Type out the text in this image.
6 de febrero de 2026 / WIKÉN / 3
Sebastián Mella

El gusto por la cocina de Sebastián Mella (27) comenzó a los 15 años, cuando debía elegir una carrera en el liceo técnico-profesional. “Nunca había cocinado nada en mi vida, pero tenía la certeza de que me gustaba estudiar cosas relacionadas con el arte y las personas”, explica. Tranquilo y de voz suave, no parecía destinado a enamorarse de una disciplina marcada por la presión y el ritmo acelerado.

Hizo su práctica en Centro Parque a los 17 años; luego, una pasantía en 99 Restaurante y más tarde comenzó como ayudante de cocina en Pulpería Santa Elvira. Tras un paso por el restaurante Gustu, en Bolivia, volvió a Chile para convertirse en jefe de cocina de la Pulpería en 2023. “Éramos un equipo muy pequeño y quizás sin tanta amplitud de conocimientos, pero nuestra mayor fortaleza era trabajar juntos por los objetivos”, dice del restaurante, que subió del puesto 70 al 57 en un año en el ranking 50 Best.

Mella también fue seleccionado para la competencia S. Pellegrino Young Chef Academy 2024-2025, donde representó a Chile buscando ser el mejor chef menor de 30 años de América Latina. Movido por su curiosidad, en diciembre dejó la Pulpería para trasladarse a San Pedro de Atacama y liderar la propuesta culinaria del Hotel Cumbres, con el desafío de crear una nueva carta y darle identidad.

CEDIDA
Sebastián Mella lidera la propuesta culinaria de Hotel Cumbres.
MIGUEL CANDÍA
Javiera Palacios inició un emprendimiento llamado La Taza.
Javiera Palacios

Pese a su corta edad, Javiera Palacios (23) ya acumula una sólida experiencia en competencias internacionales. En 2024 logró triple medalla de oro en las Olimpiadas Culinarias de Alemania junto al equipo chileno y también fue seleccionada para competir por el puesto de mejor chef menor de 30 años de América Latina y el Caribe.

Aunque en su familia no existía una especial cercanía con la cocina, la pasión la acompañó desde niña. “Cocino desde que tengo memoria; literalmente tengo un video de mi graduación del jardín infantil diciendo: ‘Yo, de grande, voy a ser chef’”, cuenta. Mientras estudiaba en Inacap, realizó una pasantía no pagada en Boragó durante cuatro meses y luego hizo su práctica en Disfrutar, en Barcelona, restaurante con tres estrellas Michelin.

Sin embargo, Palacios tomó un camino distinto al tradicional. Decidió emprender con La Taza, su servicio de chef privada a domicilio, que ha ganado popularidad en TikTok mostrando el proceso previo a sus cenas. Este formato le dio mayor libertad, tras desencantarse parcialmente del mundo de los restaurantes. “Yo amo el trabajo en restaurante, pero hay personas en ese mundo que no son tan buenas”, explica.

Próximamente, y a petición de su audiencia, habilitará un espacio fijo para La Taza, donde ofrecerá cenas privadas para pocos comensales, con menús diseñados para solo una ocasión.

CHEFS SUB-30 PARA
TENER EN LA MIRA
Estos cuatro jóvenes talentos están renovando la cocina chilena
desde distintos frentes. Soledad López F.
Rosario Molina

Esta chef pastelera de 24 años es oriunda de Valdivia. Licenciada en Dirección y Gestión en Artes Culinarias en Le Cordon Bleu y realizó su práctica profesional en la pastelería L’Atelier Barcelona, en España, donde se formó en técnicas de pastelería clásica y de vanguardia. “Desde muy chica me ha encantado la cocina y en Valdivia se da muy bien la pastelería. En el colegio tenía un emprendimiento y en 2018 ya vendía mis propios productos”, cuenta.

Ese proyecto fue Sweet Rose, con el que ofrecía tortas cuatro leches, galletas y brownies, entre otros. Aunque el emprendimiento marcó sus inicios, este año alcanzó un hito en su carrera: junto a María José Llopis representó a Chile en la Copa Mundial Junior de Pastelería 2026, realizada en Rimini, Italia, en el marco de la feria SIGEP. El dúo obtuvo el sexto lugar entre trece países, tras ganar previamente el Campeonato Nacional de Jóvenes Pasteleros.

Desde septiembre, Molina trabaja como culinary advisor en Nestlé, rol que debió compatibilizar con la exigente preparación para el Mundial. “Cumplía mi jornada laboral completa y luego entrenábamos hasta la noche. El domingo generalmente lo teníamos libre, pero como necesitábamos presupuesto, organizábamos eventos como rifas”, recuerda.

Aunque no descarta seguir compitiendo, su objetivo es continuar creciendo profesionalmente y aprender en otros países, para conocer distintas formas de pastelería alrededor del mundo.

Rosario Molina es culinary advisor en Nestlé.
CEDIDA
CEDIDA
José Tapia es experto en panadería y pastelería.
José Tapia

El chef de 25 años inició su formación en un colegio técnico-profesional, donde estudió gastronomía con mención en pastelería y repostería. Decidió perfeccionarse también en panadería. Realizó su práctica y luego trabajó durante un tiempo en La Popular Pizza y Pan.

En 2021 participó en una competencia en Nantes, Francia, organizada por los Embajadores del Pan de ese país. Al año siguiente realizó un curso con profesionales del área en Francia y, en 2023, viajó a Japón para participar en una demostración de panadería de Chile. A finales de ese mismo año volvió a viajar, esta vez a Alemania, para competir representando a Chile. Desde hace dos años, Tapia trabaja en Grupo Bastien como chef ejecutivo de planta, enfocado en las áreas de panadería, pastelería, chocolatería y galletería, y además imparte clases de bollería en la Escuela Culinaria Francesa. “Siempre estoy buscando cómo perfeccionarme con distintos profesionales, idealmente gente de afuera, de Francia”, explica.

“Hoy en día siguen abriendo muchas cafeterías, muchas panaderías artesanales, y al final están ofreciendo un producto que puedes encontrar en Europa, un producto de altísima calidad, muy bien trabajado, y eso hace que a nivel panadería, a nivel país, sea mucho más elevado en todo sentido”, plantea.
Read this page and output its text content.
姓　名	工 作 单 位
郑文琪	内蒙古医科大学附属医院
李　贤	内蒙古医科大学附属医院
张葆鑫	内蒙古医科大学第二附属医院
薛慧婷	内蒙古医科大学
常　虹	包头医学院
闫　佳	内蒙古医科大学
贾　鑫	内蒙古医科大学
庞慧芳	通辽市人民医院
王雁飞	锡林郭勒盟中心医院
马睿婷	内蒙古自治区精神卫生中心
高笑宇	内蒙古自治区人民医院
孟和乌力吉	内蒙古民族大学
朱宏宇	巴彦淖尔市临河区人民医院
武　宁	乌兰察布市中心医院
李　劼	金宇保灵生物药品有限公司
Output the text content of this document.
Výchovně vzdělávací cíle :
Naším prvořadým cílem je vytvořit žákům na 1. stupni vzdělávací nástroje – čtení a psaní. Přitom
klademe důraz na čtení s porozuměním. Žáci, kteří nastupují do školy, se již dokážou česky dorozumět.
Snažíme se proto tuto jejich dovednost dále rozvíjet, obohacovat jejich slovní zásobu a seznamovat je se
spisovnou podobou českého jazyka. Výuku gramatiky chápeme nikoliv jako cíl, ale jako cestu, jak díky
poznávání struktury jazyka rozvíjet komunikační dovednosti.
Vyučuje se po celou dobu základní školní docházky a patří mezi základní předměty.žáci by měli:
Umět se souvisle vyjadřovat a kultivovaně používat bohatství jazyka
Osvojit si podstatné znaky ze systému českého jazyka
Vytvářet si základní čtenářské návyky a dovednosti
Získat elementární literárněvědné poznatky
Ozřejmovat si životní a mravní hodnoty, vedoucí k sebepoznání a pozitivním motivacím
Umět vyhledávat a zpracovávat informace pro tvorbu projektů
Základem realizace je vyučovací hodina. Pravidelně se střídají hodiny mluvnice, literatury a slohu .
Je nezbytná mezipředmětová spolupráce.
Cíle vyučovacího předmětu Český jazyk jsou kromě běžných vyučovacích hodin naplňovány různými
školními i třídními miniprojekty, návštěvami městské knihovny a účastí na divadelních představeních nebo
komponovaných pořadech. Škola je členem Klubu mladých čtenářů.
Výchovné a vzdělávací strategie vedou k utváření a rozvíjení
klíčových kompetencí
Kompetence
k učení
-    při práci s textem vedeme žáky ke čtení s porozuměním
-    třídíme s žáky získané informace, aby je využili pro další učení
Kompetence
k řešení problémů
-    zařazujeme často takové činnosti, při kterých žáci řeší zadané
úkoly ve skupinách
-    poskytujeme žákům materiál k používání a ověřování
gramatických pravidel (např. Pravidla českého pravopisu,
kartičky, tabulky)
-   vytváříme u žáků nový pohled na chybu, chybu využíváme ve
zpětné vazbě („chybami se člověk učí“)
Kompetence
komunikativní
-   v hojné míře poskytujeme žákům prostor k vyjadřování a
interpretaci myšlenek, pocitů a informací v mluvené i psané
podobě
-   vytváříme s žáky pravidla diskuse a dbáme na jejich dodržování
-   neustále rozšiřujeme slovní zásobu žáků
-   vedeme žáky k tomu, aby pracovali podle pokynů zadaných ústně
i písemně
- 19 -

____

**STATED GOAL**
Scan the entries above for the word "inició" and collect each line holding it.

**TASK SOLUTION**
Javiera Palacios inició un emprendimiento llamado La Taza.
El chef de 25 años inició su formación en un colegio técnico-profesional, donde estudió gastronomía con mención en pastelería y repostería. Decidió perfeccionarse también en panadería. Realizó su práctica y luego trabajó durante un tiempo en La Popular Pizza y Pan.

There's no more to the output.